[EXERCISE INSTRUCTIONS]
Search the records for "General". Copy every line where it appears.

-- Begin RAW RECORDS --

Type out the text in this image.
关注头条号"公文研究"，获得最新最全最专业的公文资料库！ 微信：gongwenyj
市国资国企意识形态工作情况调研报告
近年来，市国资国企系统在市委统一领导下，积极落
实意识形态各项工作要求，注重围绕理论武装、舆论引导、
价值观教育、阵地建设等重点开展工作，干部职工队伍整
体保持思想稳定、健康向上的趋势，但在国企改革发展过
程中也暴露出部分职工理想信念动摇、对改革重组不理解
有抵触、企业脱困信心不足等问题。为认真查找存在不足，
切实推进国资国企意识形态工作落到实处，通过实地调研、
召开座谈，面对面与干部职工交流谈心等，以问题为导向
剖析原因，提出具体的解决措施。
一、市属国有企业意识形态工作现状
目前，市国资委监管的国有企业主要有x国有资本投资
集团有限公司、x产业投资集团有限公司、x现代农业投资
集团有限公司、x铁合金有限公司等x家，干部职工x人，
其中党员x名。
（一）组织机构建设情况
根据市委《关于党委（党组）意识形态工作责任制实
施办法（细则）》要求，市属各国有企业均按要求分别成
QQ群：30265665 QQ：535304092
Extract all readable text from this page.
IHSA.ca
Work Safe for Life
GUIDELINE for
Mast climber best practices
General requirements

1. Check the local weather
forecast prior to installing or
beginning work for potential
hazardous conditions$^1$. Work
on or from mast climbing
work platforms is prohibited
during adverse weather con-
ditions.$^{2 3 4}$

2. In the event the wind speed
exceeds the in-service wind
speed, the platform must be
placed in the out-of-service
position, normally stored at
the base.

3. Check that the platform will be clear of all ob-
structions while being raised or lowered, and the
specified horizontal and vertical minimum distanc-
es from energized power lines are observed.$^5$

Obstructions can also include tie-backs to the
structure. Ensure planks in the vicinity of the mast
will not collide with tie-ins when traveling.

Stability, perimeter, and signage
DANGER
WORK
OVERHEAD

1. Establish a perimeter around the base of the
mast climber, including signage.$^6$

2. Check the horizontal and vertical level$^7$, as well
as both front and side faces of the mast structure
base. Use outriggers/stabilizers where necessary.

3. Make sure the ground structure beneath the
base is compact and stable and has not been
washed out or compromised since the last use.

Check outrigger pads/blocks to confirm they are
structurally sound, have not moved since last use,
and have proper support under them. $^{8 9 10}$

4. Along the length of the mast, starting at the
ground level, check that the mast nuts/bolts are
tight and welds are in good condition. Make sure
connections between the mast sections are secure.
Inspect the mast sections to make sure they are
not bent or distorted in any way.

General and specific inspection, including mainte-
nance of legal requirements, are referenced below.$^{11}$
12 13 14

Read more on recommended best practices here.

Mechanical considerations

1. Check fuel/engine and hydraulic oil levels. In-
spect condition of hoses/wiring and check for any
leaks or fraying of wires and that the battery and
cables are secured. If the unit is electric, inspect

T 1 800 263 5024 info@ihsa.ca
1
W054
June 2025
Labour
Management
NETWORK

-- End RAW RECORDS --

[FULL RESPONSE]
General requirements
General and specific inspection, including mainte-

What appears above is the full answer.